- _PROVIDED RECORDS_
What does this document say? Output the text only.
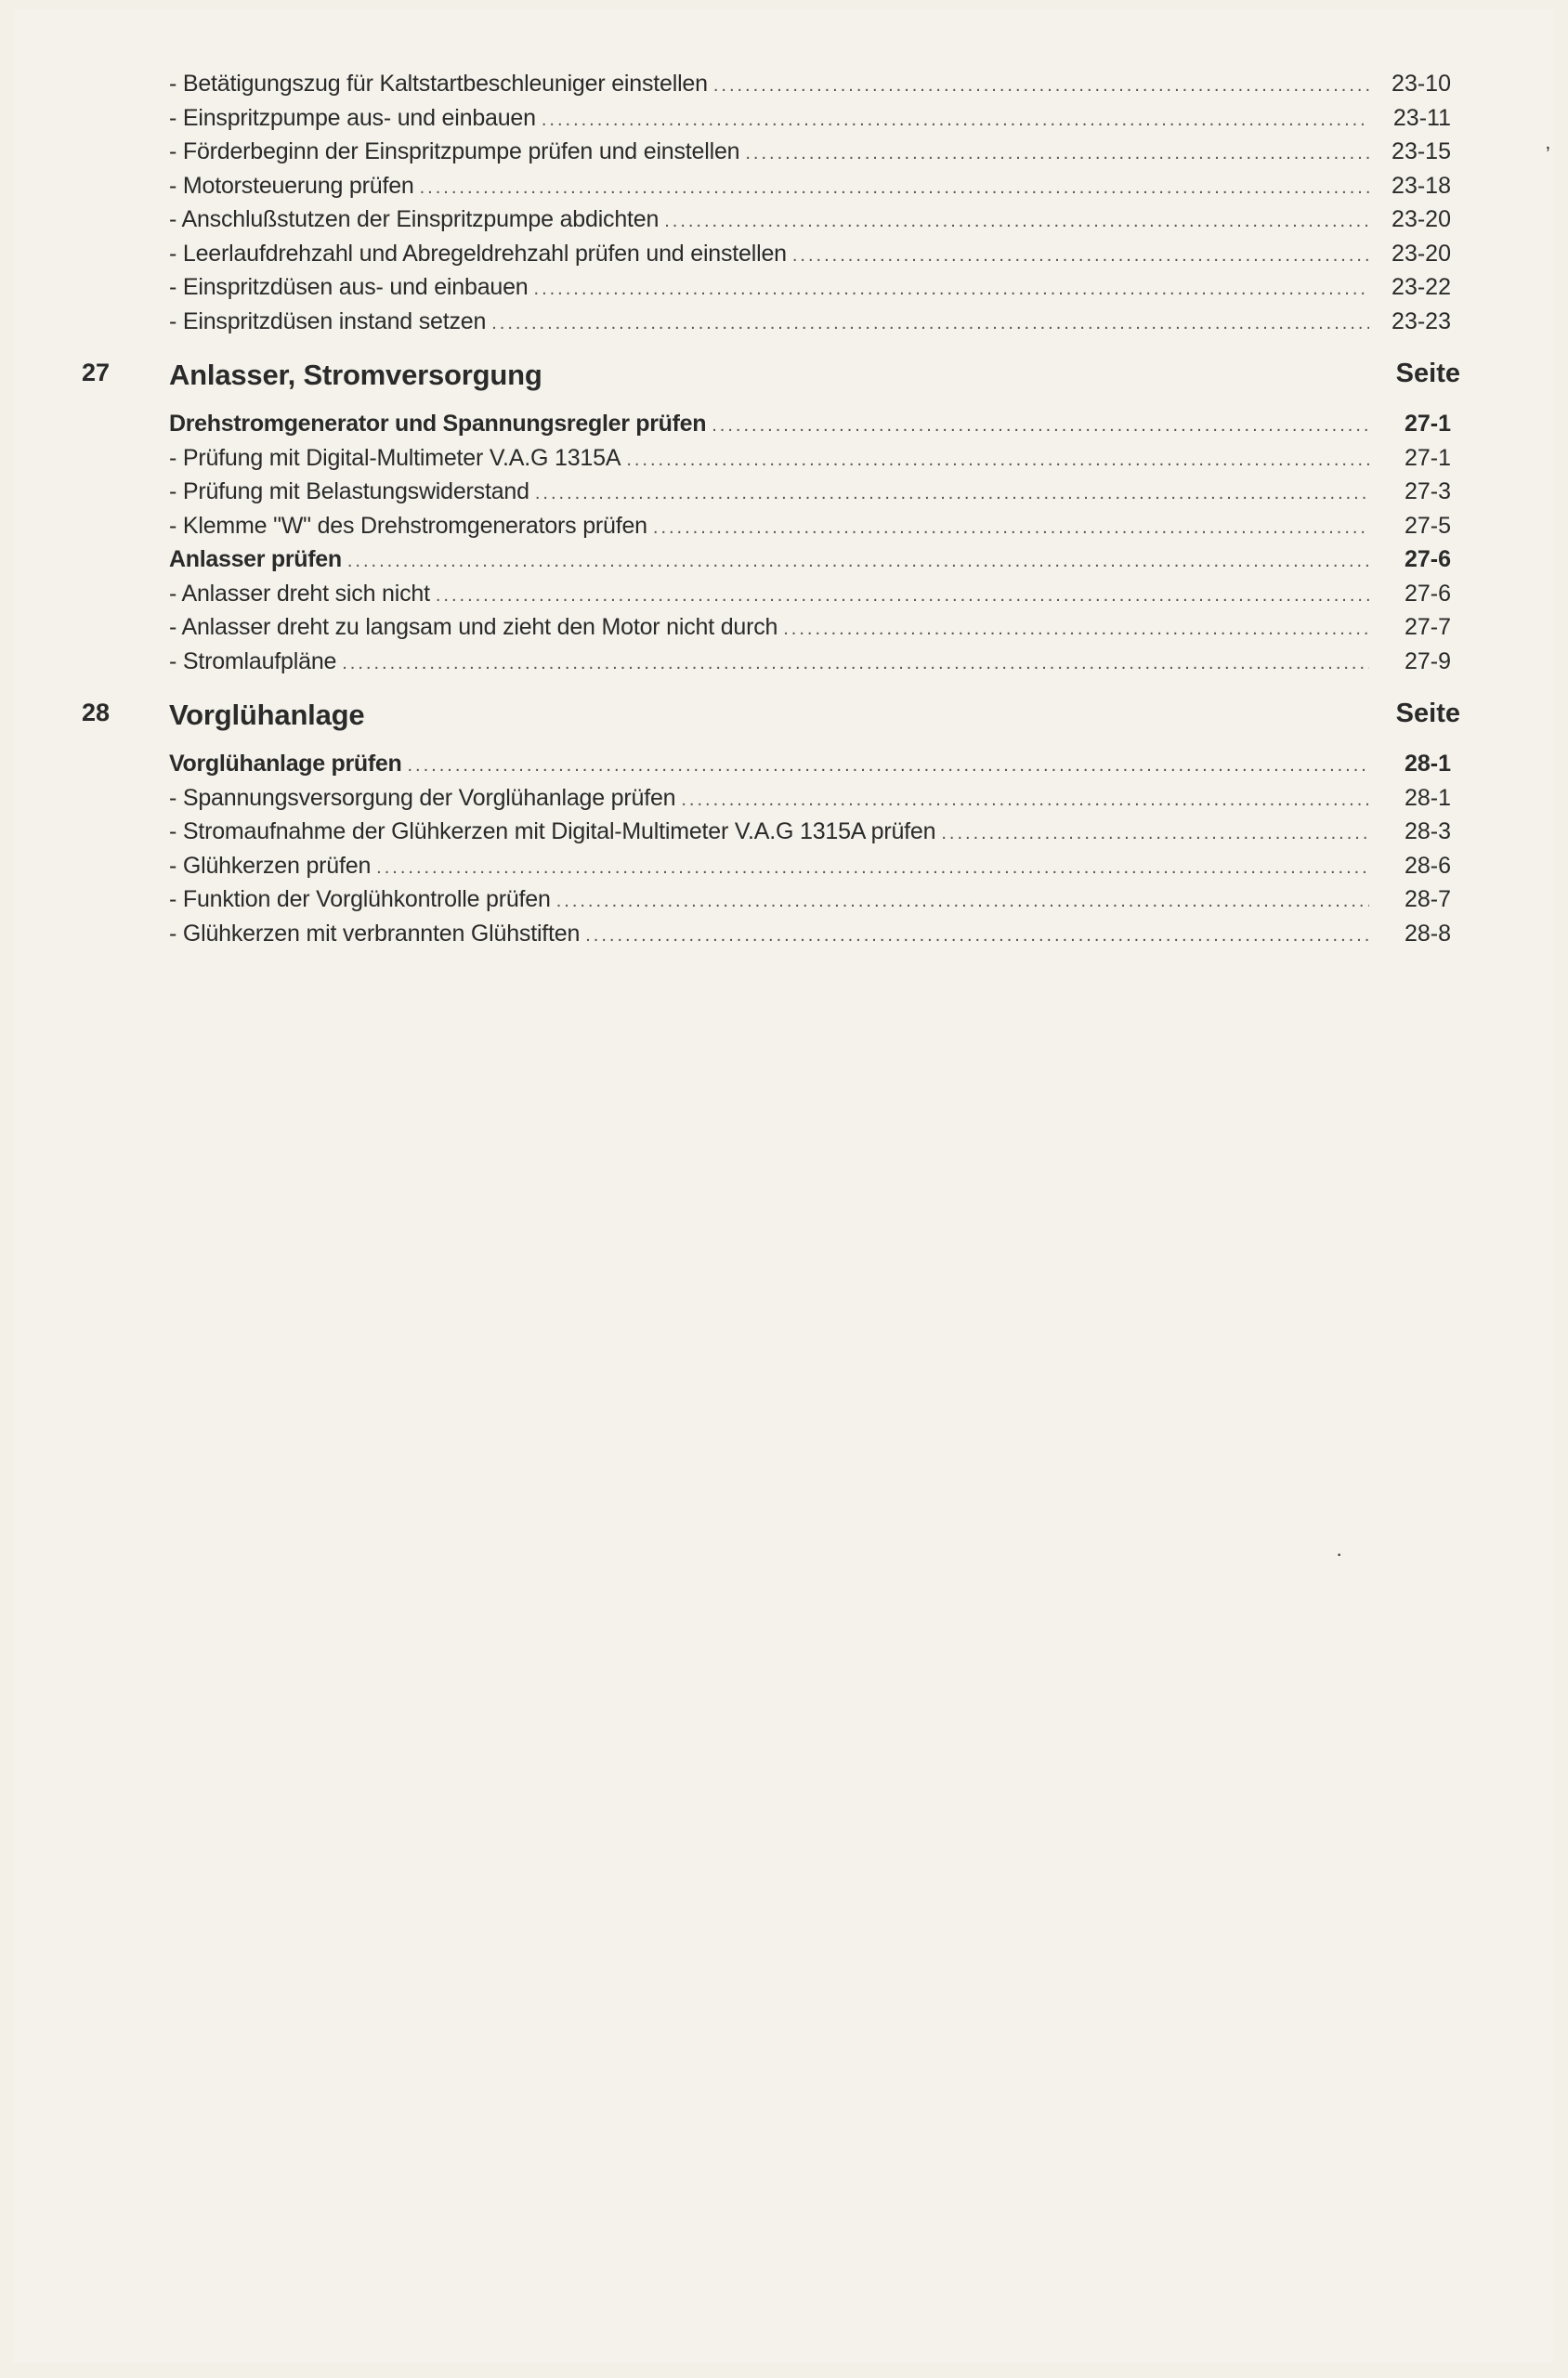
- Betätigungszug für Kaltstartbeschleuniger einstellen .....	23-10
- Einspritzpumpe aus- und einbauen .....	23-11
- Förderbeginn der Einspritzpumpe prüfen und einstellen .....	23-15
- Motorsteuerung prüfen .....	23-18
- Anschlußstutzen der Einspritzpumpe abdichten .....	23-20
- Leerlaufdrehzahl und Abregeldrehzahl prüfen und einstellen .....	23-20
- Einspritzdüsen aus- und einbauen .....	23-22
- Einspritzdüsen instand setzen .....	23-23
27 Anlasser, Stromversorgung	Seite
Drehstromgenerator und Spannungsregler prüfen .....	27-1
- Prüfung mit Digital-Multimeter V.A.G 1315A .....	27-1
- Prüfung mit Belastungswiderstand .....	27-3
- Klemme "W" des Drehstromgenerators prüfen .....	27-5
Anlasser prüfen .....	27-6
- Anlasser dreht sich nicht .....	27-6
- Anlasser dreht zu langsam und zieht den Motor nicht durch .....	27-7
- Stromlaufpläne .....	27-9
28 Vorglühanlage	Seite
Vorglühanlage prüfen .....	28-1
- Spannungsversorgung der Vorglühanlage prüfen .....	28-1
- Stromaufnahme der Glühkerzen mit Digital-Multimeter V.A.G 1315A prüfen .....	28-3
- Glühkerzen prüfen .....	28-6
- Funktion der Vorglühkontrolle prüfen .....	28-7
- Glühkerzen mit verbrannten Glühstiften .....	28-8
ʼ
·
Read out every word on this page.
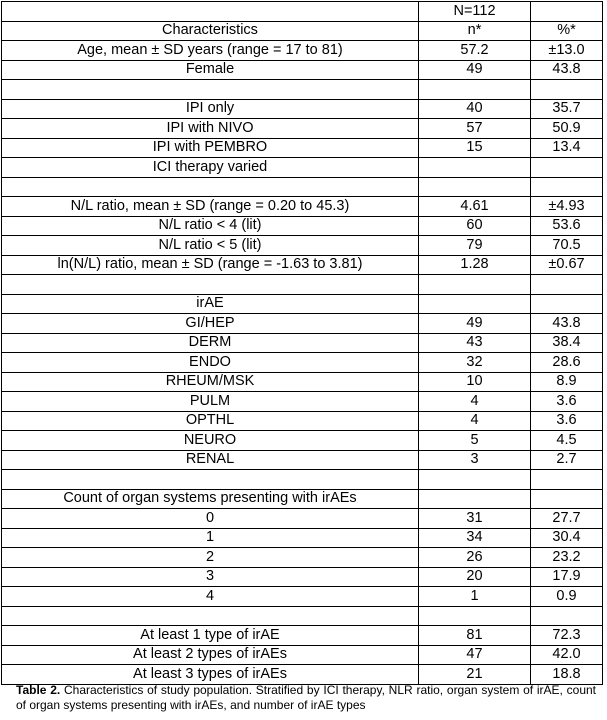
	N=112	
Characteristics	n*	%*
Age, mean ± SD years (range = 17 to 81)	57.2	±13.0
Female	49	43.8

IPI only	40	35.7
IPI with NIVO	57	50.9
IPI with PEMBRO	15	13.4
ICI therapy varied		

N/L ratio, mean ± SD (range = 0.20 to 45.3)	4.61	±4.93
N/L ratio < 4 (lit)	60	53.6
N/L ratio < 5 (lit)	79	70.5
ln(N/L) ratio, mean ± SD (range = -1.63 to 3.81)	1.28	±0.67

irAE		
GI/HEP	49	43.8
DERM	43	38.4
ENDO	32	28.6
RHEUM/MSK	10	8.9
PULM	4	3.6
OPTHL	4	3.6
NEURO	5	4.5
RENAL	3	2.7

Count of organ systems presenting with irAEs		
0	31	27.7
1	34	30.4
2	26	23.2
3	20	17.9
4	1	0.9

At least 1 type of irAE	81	72.3
At least 2 types of irAEs	47	42.0
At least 3 types of irAEs	21	18.8
Table 2. Characteristics of study population. Stratified by ICI therapy, NLR ratio, organ system of irAE, count of organ systems presenting with irAEs, and number of irAE types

- _AIM_
Your answer should be only the number of lines that hold the word "range".

- _ANSWER IN FULL_
3